RECORD EXCERPTS:
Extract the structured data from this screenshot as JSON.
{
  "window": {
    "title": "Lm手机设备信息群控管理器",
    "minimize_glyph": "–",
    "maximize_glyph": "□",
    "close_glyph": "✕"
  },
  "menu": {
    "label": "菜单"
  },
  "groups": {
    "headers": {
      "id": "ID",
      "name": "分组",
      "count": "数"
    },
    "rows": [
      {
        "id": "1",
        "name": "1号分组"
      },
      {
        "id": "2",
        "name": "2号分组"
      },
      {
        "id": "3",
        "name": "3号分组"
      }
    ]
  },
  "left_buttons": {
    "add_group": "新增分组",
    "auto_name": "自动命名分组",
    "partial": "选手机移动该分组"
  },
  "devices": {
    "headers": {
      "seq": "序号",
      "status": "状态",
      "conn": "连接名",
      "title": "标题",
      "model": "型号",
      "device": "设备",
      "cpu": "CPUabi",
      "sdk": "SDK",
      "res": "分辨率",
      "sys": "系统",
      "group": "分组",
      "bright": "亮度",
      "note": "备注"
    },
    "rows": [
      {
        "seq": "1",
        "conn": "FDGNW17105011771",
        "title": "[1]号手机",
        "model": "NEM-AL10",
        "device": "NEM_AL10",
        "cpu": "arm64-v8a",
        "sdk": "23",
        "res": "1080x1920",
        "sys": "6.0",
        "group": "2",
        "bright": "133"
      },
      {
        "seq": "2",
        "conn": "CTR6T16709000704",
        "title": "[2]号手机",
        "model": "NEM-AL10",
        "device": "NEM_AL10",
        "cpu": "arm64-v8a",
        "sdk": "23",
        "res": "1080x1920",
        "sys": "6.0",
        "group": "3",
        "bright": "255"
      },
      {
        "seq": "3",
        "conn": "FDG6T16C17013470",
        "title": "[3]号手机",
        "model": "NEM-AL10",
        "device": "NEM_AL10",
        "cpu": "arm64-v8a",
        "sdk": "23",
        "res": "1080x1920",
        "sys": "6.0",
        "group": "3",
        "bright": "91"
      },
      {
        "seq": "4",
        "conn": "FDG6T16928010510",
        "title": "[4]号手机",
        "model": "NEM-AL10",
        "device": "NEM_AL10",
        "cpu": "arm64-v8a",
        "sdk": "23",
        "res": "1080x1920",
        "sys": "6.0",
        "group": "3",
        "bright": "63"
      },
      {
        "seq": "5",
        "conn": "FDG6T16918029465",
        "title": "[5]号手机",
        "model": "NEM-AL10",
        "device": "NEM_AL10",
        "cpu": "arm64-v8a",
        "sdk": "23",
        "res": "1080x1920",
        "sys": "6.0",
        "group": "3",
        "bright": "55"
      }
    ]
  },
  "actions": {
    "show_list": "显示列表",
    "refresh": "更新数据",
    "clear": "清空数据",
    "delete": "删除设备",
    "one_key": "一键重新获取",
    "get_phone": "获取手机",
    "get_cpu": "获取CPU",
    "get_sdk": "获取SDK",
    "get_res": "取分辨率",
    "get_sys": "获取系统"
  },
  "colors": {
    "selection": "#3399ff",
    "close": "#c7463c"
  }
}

WRITTEN PROBLEM: Find how many lines hold the string "title", and state that number alone.

EXPECTED ANSWER: 7